> [WHAT NEEDS TO BE DONE]
Go through the lines below. Copy those with "regard".

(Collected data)
:::

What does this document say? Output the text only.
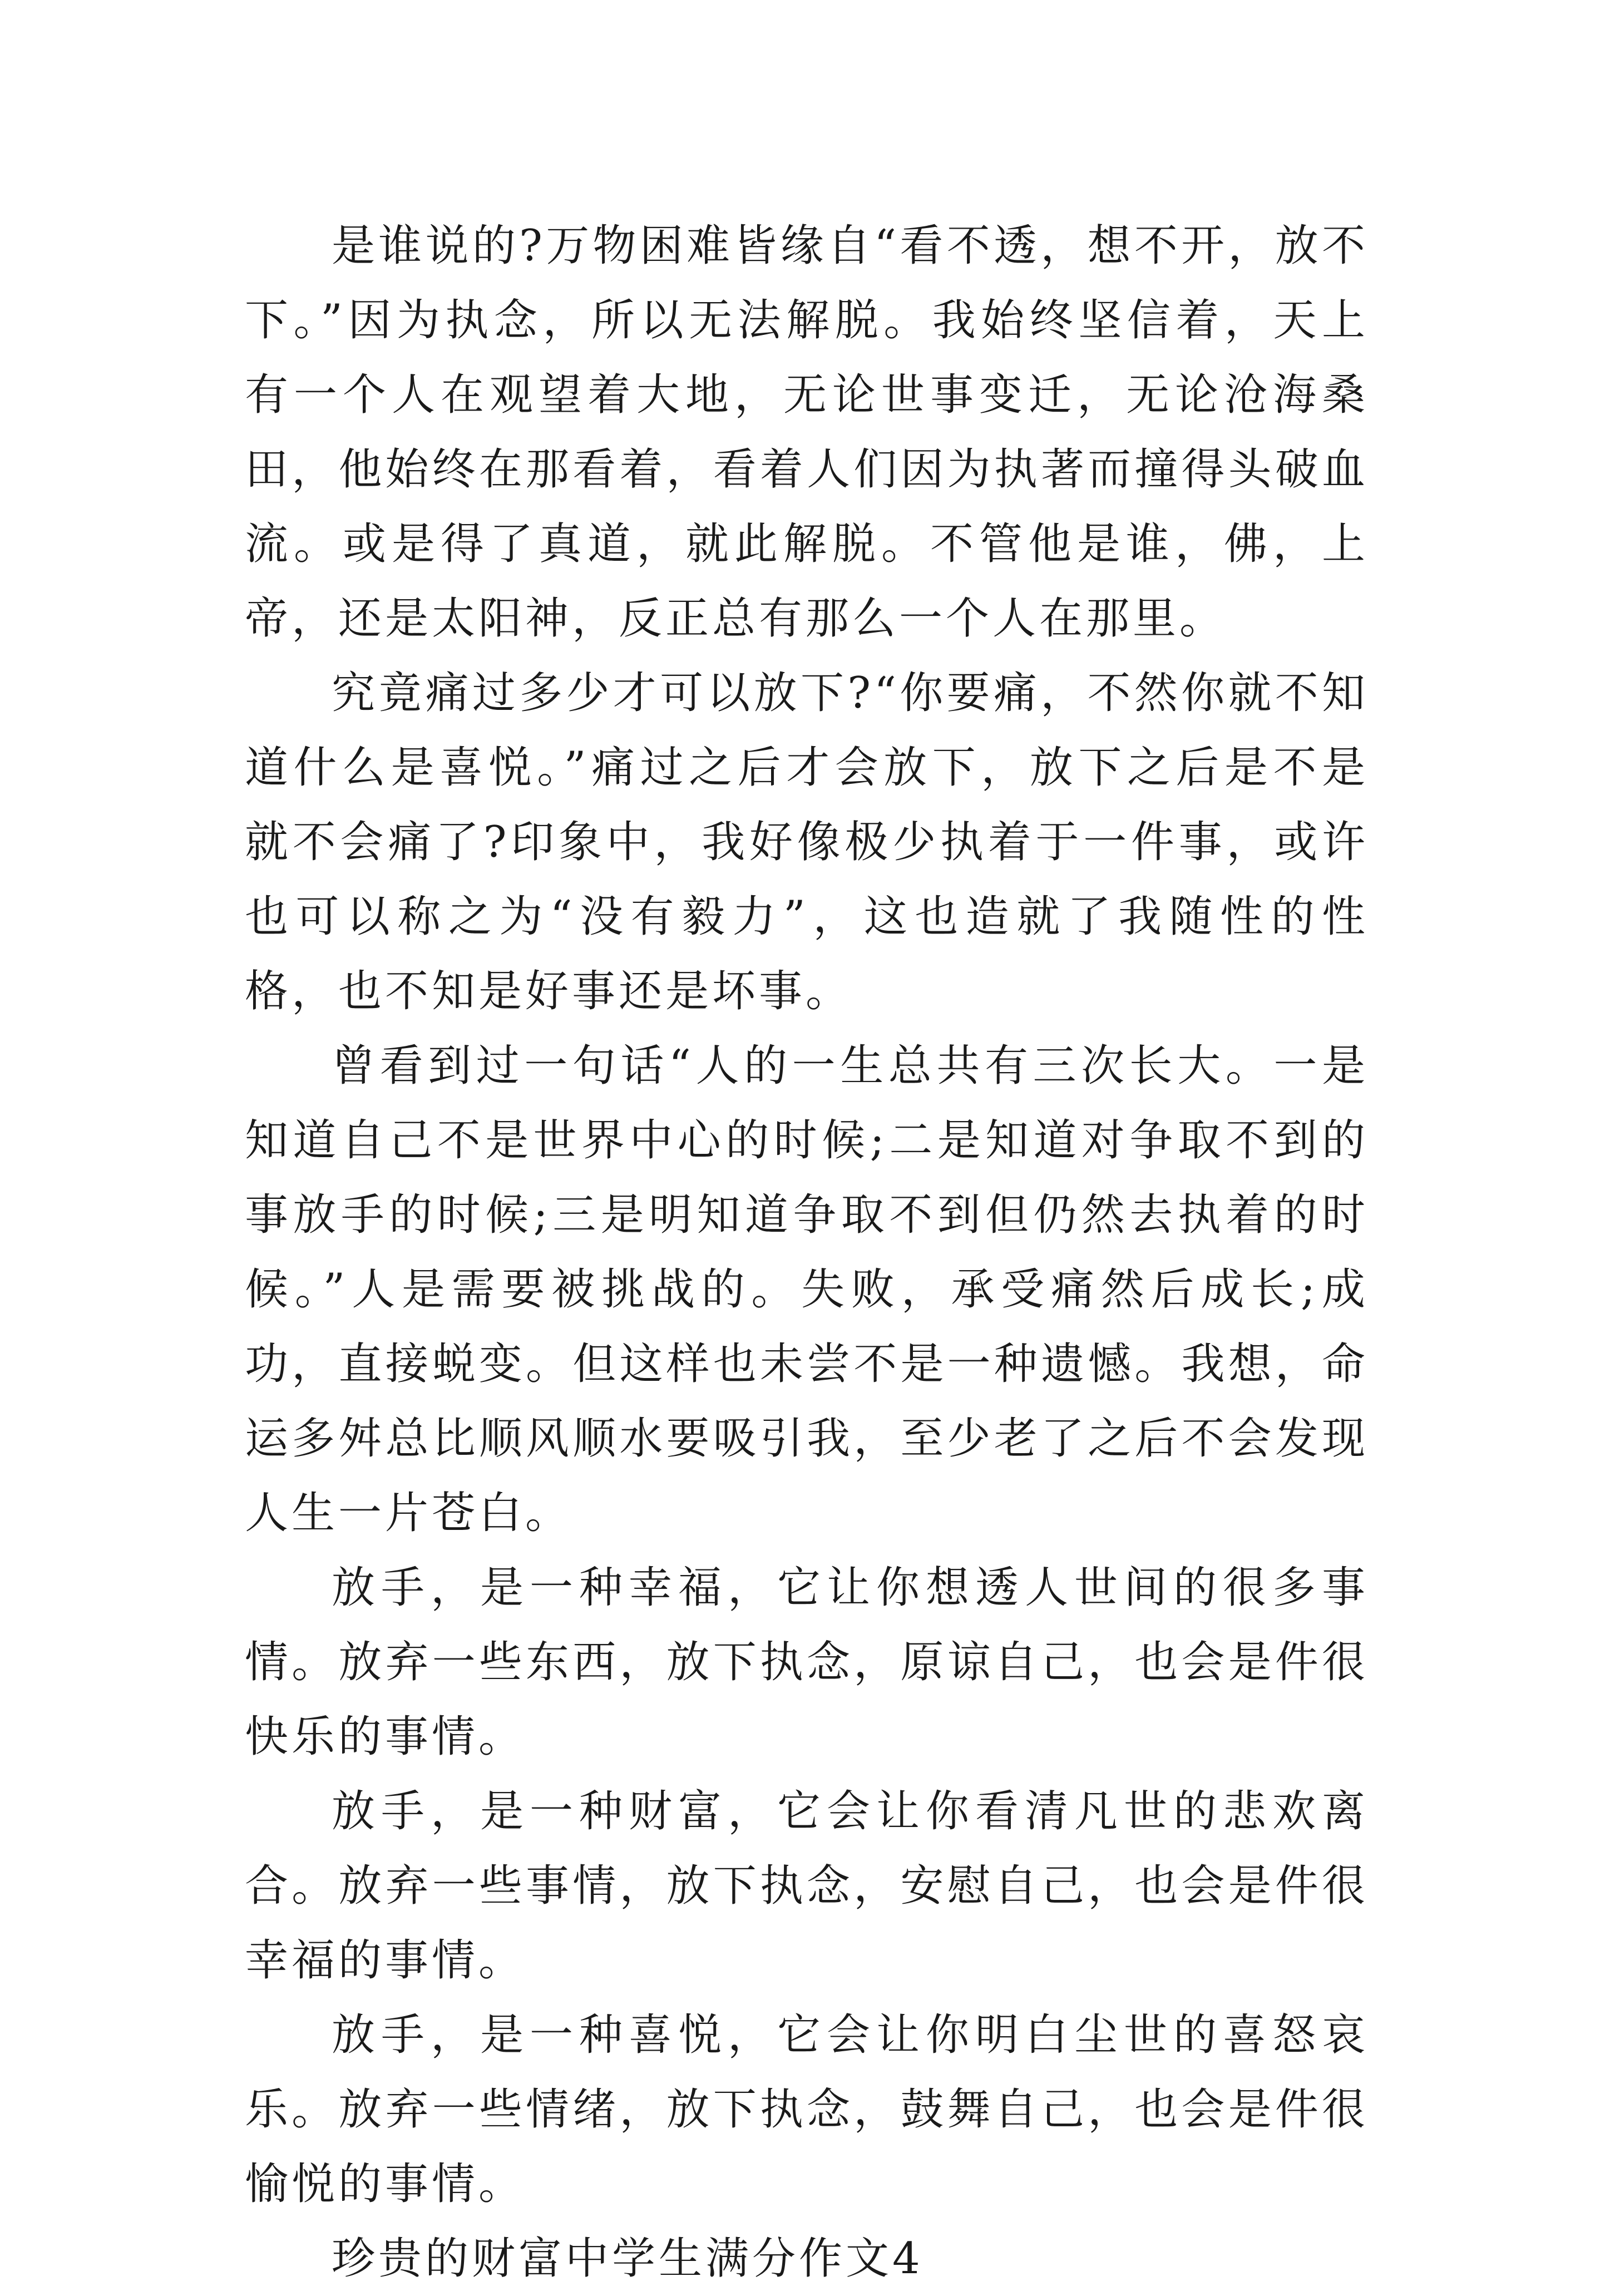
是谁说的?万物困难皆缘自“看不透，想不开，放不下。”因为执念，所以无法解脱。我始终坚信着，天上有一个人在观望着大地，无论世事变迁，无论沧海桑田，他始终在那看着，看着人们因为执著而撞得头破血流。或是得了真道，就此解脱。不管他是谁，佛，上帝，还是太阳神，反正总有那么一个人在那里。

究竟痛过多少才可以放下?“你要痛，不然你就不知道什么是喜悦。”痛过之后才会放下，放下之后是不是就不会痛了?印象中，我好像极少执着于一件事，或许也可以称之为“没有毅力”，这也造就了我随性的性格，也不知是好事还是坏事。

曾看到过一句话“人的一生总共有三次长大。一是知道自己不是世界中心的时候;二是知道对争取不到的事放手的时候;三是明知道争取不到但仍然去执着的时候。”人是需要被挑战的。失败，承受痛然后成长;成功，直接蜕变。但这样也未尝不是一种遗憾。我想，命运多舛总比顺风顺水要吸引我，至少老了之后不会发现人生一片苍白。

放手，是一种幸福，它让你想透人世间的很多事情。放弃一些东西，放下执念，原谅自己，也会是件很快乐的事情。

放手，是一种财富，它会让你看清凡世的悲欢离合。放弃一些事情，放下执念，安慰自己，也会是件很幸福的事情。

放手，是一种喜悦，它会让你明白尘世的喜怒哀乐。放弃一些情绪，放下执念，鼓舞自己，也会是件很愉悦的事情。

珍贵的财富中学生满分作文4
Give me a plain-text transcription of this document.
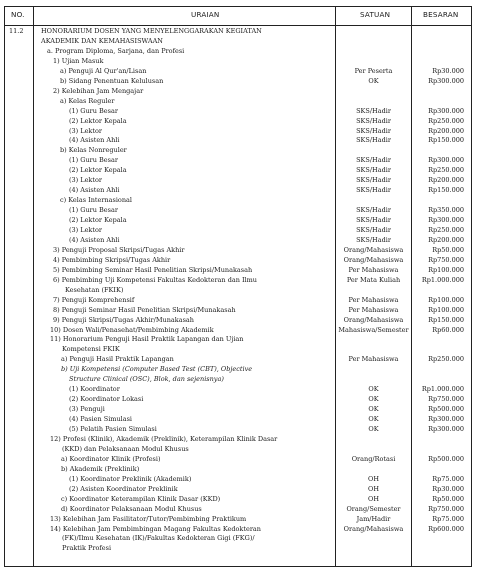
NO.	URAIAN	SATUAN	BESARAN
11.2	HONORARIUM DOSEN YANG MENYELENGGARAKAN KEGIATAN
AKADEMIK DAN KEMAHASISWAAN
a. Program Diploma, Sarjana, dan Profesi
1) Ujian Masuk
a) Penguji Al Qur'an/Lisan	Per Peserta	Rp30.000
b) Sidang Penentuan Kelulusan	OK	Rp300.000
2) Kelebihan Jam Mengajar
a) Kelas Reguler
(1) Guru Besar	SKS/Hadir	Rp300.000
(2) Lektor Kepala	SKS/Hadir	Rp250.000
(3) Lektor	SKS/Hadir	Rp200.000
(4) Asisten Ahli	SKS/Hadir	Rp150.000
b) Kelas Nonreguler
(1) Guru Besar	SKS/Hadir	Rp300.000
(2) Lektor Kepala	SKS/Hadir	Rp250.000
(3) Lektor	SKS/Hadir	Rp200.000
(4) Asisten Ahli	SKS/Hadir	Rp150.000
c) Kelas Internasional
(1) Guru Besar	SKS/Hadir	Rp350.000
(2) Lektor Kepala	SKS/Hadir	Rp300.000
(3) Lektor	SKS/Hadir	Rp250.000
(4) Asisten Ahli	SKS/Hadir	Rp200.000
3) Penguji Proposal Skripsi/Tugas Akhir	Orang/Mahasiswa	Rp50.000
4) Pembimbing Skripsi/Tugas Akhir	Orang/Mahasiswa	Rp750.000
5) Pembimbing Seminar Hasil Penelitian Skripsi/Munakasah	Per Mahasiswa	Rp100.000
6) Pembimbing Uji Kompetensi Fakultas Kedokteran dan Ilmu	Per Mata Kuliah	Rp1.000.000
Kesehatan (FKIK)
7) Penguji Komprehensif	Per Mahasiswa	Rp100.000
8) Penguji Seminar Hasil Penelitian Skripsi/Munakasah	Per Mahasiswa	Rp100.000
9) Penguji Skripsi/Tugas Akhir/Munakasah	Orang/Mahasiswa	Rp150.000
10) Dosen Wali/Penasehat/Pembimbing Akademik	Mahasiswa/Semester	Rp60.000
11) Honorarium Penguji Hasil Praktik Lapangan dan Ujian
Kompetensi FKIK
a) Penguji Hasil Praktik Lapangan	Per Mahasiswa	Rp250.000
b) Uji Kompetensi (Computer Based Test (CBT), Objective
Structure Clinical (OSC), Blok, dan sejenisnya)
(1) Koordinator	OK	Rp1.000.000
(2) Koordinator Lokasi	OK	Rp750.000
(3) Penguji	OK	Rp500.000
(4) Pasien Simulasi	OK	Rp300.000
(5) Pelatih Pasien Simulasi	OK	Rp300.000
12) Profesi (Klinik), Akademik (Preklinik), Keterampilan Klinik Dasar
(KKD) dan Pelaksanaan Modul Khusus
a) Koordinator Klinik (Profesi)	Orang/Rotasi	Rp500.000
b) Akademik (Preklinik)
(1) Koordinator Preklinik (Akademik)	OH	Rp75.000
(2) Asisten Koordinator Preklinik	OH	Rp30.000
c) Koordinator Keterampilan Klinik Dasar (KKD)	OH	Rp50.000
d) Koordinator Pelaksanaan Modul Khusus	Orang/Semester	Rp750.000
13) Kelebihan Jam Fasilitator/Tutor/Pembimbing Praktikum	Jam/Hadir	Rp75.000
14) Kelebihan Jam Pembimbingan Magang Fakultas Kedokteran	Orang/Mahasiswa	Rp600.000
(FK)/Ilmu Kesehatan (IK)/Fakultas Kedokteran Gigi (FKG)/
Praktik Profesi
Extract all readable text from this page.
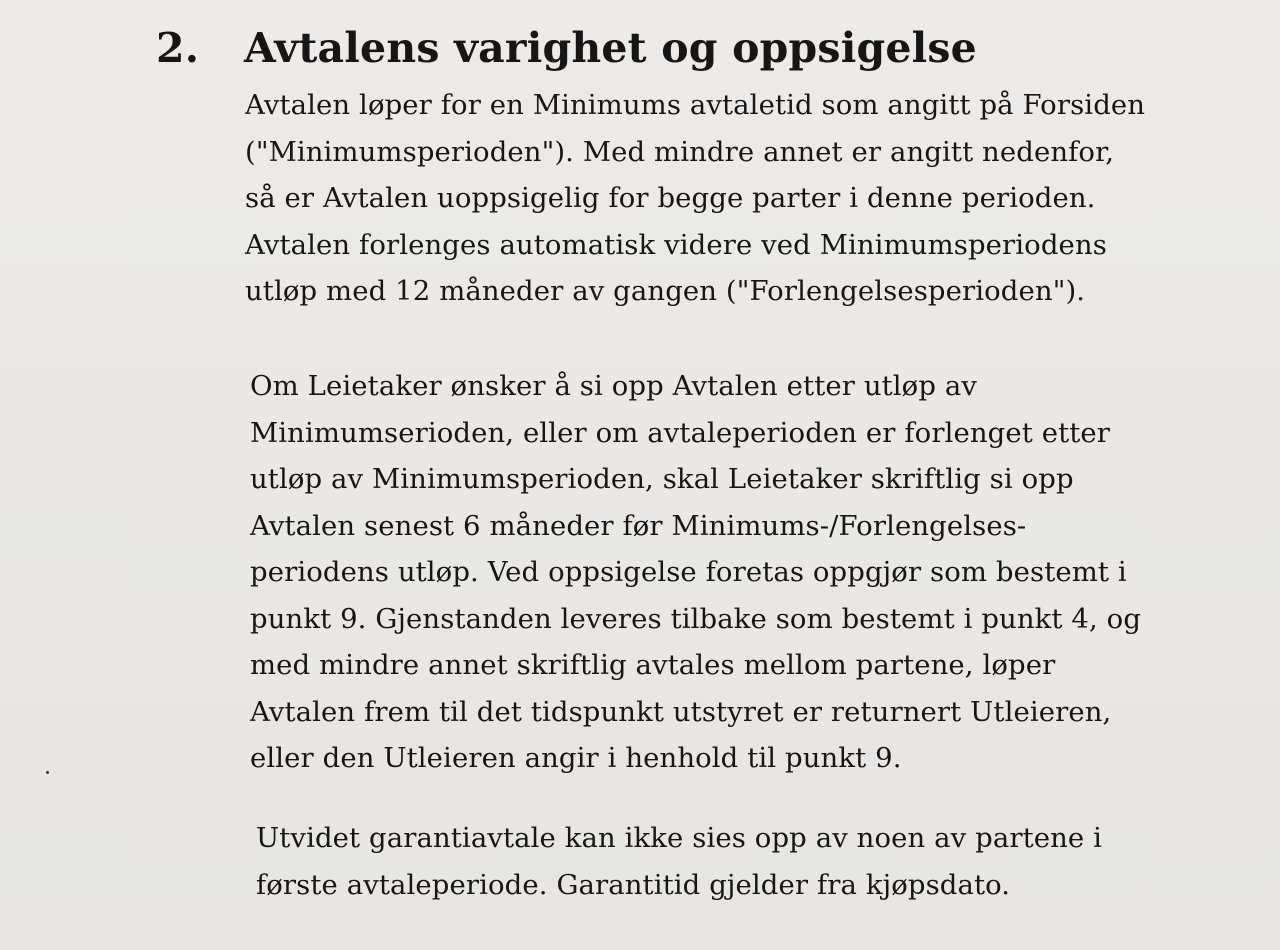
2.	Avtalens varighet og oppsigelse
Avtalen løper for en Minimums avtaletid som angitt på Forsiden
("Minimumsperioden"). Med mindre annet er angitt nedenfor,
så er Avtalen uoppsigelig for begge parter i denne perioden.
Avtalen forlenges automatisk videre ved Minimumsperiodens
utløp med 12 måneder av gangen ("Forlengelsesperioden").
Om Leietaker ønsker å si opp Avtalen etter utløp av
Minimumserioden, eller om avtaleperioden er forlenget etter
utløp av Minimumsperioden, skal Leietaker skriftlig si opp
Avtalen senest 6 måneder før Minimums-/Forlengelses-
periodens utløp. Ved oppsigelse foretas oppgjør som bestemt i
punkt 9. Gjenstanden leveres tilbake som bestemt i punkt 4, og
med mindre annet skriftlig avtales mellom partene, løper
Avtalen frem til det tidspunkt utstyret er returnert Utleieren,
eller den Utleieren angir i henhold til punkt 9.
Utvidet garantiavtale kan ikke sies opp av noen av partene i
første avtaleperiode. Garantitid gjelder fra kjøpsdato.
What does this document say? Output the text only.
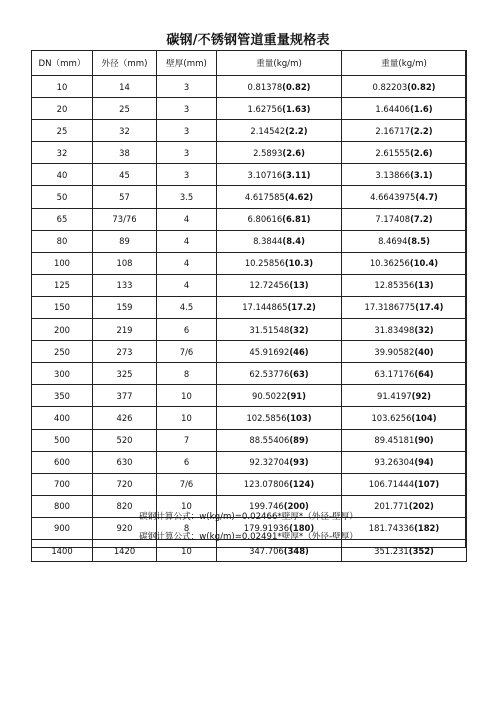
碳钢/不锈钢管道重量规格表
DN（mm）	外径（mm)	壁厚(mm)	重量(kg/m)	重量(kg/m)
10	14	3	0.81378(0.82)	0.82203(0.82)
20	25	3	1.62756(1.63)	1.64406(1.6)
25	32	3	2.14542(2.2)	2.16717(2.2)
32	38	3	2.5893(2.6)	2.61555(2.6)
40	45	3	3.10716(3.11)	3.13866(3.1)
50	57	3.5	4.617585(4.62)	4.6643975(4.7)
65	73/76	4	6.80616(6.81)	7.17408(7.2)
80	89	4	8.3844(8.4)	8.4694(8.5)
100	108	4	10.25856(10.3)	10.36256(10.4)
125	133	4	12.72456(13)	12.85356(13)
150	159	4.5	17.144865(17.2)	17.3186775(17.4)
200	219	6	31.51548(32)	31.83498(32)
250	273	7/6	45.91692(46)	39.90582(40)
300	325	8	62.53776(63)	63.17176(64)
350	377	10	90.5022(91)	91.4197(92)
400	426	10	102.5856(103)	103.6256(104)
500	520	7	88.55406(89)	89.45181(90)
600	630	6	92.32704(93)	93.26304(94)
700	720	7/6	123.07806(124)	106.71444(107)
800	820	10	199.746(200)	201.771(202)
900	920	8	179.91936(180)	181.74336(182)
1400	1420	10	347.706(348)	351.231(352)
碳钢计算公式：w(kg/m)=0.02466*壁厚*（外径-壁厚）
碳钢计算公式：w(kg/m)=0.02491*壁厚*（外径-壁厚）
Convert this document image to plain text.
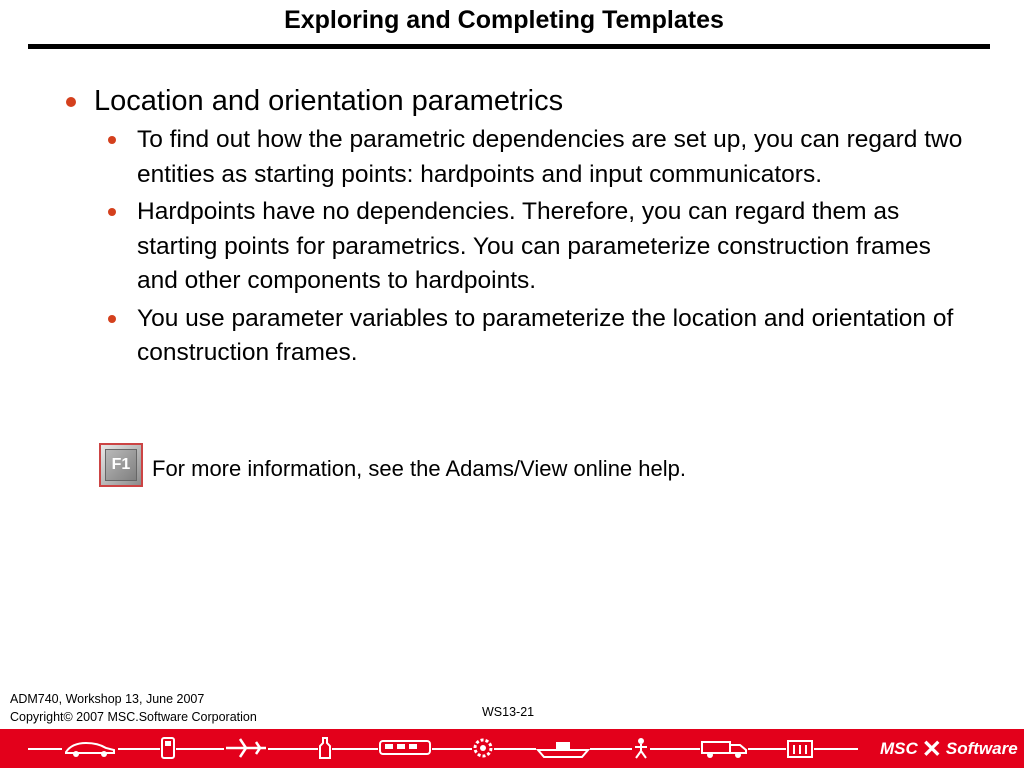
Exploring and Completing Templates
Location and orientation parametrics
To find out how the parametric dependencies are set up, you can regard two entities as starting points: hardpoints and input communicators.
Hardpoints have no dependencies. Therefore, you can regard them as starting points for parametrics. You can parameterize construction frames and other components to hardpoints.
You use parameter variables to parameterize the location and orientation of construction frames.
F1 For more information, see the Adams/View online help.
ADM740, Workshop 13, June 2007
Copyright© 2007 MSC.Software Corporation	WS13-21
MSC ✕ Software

:::

> [SOLUTION TO THIS PROBLEM]
To find out how the parametric dependencies are set up, you can regard two entities as starting points: hardpoints and input communicators.
Hardpoints have no dependencies. Therefore, you can regard them as starting points for parametrics. You can parameterize construction frames and other components to hardpoints.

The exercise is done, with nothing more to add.